Puede haber democracia sin libertad, pero no puede haber libertad sin democracia. Esa fue, sin duda, la máxima que guió los pasos de los hombres y mujeres que hace treinta años condujeron a esta gran nación llamada España por la senda de la democracia liberal. “La libertad es como el aire que se respira –afirmaba Suárez unos años después-, solo notamos su ausencia cuando falta. De ahí que, al menos, todos quienes participamos en la Transición, desde los más distintos ángulos, merezcamos, en justicia, un cierto reconocimiento: el de haber sido capaces de traer a España un nuevo aire de convivencia política: el aire de la libertad y la democracia”. Aquellos hombres y mujeres hicieron frente a quienes buscaban la división y el enfrentamiento, por un lado una izquierda rupturista que no creía en la bondad de la reconciliación, y por otro las fuerzas del régimen todavía presentes en las estructuras del Estado, que veían como su poder peligraba frente al avance de la libertad. Hoy miramos hacia atrás con cierta condescendencia y hablamos de aquellos años como si las cosas hubieran sido fáciles, pero lo cierto es que fueron tiempos difíciles, de muchas tensiones, y durante los cuales la libertad estuvo en riesgo en muchas ocasiones.

▶ [TAREA ASIGNADA 1] En el texto sobre la Transición, ¿con qué compara Suárez la libertad?
El texto anterior no guarda relación alguna con los registros.

▶ [REGISTROS MOSTRADOS]
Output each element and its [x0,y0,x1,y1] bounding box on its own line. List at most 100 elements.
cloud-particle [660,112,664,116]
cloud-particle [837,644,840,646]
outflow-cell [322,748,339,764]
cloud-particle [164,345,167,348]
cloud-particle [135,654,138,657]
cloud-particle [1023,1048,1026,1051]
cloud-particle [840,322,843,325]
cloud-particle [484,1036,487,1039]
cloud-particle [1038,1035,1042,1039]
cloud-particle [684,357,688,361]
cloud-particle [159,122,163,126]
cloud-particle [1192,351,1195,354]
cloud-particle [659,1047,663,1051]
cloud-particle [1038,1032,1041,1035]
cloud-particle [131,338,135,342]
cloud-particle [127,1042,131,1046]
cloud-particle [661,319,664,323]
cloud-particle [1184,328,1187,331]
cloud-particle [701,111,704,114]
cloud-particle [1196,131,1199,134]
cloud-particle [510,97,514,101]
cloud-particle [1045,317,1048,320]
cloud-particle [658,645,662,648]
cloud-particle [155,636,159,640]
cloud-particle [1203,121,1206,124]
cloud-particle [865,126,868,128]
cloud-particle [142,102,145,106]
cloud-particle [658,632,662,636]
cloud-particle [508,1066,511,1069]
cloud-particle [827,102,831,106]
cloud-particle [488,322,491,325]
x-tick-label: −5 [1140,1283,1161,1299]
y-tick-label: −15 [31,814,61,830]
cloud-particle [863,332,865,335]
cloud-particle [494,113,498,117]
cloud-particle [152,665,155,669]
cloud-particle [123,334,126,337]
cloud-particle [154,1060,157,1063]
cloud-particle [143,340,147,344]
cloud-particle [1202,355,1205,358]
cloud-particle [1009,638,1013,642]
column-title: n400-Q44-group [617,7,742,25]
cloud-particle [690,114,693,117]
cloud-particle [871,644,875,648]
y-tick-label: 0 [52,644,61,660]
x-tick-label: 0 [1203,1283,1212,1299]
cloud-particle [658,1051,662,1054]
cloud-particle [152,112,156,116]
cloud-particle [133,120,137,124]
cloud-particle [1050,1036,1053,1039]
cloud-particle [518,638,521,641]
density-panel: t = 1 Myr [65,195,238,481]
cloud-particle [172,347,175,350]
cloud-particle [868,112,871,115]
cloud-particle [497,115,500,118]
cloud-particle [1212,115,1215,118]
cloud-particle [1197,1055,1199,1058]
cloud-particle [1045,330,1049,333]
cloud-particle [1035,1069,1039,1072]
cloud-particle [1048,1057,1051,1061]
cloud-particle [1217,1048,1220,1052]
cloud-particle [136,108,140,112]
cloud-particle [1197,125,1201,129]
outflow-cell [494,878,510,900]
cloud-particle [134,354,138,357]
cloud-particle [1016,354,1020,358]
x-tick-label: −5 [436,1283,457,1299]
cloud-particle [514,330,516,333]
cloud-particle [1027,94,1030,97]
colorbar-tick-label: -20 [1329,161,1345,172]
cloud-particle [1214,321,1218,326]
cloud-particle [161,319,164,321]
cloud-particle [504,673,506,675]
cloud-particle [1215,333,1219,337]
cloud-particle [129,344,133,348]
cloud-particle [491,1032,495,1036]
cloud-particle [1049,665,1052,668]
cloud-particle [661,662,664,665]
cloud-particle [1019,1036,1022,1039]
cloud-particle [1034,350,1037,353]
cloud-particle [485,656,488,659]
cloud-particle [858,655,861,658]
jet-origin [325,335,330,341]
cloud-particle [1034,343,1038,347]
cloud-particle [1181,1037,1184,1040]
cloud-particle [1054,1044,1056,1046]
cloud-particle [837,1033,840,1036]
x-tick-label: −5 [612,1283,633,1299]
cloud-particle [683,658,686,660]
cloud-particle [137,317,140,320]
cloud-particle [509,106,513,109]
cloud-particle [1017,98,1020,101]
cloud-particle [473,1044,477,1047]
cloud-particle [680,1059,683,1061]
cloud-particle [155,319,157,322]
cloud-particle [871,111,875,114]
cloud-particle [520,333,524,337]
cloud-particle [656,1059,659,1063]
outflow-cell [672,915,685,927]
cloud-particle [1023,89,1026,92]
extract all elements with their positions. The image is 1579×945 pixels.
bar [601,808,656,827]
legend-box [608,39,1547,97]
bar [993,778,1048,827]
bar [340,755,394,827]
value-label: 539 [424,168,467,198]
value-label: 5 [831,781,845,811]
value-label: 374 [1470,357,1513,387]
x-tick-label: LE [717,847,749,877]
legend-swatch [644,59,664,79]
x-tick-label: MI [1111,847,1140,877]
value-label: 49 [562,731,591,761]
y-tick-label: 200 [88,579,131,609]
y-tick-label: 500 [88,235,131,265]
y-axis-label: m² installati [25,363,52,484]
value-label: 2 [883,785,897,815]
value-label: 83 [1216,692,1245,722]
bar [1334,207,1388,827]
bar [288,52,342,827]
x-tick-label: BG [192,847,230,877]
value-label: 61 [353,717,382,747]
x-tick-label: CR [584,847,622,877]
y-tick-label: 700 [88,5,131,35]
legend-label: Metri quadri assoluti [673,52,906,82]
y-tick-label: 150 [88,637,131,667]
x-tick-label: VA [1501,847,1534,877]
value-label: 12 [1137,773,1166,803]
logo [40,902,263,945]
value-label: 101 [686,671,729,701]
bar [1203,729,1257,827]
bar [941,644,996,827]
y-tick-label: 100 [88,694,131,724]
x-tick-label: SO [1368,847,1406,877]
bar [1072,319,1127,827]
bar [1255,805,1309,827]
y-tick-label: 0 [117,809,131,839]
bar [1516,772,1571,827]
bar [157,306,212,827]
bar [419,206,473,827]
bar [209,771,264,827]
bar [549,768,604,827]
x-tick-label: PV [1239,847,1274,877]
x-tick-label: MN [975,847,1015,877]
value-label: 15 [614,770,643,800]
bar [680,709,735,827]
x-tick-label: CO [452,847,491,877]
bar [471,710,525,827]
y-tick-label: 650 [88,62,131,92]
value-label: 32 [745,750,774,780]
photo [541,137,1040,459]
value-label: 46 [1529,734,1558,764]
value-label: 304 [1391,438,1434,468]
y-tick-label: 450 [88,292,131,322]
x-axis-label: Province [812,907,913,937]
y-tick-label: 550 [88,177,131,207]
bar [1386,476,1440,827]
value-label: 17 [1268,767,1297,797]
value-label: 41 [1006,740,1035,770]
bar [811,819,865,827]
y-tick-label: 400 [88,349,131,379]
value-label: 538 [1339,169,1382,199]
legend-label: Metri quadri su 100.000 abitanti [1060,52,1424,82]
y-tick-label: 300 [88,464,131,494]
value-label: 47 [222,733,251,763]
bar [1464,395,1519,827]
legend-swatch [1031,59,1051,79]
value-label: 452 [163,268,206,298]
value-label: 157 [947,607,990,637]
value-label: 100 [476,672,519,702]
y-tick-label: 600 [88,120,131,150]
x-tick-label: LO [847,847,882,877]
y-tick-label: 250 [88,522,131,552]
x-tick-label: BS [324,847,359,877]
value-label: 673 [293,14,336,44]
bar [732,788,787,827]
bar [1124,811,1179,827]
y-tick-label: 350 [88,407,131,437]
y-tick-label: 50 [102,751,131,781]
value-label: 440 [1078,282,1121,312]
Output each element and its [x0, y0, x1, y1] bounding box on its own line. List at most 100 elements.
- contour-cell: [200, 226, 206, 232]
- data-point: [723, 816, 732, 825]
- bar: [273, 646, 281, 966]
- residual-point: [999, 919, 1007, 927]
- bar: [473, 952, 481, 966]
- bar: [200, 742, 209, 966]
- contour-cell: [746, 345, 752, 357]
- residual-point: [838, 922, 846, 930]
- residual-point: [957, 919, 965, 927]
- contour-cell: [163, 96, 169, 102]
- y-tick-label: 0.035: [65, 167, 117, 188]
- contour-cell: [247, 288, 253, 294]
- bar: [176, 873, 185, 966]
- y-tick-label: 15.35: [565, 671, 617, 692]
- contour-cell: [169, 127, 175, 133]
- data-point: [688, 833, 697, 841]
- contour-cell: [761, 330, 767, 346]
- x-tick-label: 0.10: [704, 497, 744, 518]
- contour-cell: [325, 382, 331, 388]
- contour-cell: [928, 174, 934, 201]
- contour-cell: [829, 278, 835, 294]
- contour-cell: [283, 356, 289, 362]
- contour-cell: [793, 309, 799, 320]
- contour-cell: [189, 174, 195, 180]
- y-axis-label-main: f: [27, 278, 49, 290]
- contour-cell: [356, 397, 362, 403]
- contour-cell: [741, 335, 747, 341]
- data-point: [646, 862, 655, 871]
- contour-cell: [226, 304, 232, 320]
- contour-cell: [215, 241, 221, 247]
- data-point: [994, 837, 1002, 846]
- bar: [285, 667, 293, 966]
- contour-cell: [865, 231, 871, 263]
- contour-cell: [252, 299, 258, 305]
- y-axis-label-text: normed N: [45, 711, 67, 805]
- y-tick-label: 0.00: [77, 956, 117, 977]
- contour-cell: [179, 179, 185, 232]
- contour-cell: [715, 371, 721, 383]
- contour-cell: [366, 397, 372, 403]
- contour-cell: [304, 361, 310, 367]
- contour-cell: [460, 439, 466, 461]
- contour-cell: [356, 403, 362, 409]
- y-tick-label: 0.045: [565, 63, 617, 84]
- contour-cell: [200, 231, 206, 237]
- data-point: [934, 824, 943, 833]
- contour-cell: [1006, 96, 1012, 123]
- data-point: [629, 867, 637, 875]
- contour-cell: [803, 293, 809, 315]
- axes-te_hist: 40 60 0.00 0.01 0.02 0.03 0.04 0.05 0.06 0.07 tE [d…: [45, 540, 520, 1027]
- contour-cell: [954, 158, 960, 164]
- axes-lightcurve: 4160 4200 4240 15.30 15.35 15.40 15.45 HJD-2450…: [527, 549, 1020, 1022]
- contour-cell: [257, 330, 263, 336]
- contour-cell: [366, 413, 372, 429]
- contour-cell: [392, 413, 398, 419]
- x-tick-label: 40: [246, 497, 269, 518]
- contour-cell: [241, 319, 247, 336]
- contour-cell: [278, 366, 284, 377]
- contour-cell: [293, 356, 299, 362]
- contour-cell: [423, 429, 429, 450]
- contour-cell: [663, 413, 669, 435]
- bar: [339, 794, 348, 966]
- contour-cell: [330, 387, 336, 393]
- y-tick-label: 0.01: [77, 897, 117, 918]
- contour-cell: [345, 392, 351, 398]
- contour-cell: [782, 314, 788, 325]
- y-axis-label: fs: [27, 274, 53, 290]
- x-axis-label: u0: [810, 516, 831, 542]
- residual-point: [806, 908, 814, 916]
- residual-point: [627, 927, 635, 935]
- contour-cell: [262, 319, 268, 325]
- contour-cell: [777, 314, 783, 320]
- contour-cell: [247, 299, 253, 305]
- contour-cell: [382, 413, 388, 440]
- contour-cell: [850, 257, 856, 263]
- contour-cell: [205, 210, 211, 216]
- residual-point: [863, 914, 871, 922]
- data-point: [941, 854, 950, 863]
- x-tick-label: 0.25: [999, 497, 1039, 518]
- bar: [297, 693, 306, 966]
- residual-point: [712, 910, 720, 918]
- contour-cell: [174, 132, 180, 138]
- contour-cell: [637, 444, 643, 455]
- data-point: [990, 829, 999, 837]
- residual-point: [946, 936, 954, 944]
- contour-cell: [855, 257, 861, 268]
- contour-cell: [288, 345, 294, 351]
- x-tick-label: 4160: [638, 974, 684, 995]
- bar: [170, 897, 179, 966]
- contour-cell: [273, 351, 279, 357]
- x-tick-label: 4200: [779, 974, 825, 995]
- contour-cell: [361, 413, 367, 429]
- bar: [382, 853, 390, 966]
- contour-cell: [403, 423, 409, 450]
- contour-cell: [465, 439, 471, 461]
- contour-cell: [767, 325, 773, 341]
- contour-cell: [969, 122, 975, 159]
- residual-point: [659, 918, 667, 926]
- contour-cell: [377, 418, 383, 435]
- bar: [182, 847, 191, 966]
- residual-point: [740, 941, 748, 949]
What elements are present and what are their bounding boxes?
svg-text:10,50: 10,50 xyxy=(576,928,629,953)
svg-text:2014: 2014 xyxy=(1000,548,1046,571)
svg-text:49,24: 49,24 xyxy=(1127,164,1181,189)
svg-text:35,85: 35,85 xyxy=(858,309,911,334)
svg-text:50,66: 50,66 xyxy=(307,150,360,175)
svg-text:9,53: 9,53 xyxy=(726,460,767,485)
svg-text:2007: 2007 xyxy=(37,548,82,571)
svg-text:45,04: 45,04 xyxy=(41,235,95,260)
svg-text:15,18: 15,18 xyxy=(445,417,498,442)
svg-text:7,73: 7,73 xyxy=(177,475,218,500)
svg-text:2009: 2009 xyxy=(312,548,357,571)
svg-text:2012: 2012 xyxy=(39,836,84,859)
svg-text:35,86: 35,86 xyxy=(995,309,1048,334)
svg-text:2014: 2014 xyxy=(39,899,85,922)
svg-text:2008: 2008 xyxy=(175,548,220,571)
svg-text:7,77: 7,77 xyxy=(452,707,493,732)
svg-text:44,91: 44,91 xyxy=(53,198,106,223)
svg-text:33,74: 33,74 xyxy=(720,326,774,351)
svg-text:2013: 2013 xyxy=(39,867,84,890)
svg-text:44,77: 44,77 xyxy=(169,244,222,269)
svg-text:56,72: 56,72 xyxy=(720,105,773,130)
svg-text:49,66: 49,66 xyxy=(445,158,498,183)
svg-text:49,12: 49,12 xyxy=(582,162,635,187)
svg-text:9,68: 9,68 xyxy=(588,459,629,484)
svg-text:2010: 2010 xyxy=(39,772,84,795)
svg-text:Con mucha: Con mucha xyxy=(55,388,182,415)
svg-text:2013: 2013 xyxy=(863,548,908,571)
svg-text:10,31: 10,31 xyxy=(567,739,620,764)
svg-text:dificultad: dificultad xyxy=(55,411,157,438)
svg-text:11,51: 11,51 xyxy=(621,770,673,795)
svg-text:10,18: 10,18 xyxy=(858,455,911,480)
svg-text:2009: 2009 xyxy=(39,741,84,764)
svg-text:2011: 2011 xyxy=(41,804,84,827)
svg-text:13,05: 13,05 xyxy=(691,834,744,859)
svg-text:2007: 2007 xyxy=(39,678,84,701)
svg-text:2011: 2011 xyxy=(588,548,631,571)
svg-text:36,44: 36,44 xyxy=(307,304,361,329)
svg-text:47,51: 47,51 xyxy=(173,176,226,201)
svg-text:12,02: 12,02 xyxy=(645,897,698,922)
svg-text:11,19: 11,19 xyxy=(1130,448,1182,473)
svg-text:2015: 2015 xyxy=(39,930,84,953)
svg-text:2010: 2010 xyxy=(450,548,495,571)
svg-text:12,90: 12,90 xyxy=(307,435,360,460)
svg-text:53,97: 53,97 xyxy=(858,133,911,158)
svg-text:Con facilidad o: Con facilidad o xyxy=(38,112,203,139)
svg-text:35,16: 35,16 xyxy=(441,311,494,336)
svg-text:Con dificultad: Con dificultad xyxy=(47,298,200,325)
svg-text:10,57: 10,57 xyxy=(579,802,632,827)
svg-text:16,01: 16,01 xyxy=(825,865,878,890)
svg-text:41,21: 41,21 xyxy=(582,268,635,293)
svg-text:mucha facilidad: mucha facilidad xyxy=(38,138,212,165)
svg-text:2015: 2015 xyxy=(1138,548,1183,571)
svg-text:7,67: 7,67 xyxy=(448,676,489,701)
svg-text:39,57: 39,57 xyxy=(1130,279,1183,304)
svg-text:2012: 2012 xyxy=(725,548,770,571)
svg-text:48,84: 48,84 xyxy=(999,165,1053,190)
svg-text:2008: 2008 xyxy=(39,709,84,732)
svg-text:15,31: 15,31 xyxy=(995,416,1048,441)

▶ [TAREA ASIGNADA 2] Renombra "cloud-particle" como "particula-nube" en el tramo de los registros que va desde su comienzo hasta la línea que contiene "cloud-particle [1038,1035,1042,1039]", ambas incluidas, y reproduce solo esas líneas sin ningún otro cambio.

▶ [SALIDA ESPERADA 1] Con el aire que se respira.

▶ [SALIDA ESPERADA 2]
Output each element and its [x0,y0,x1,y1] bounding box on its own line. List at most 100 elements.
particula-nube [660,112,664,116]
particula-nube [837,644,840,646]
outflow-cell [322,748,339,764]
particula-nube [164,345,167,348]
particula-nube [135,654,138,657]
particula-nube [1023,1048,1026,1051]
particula-nube [840,322,843,325]
particula-nube [484,1036,487,1039]
particula-nube [1038,1035,1042,1039]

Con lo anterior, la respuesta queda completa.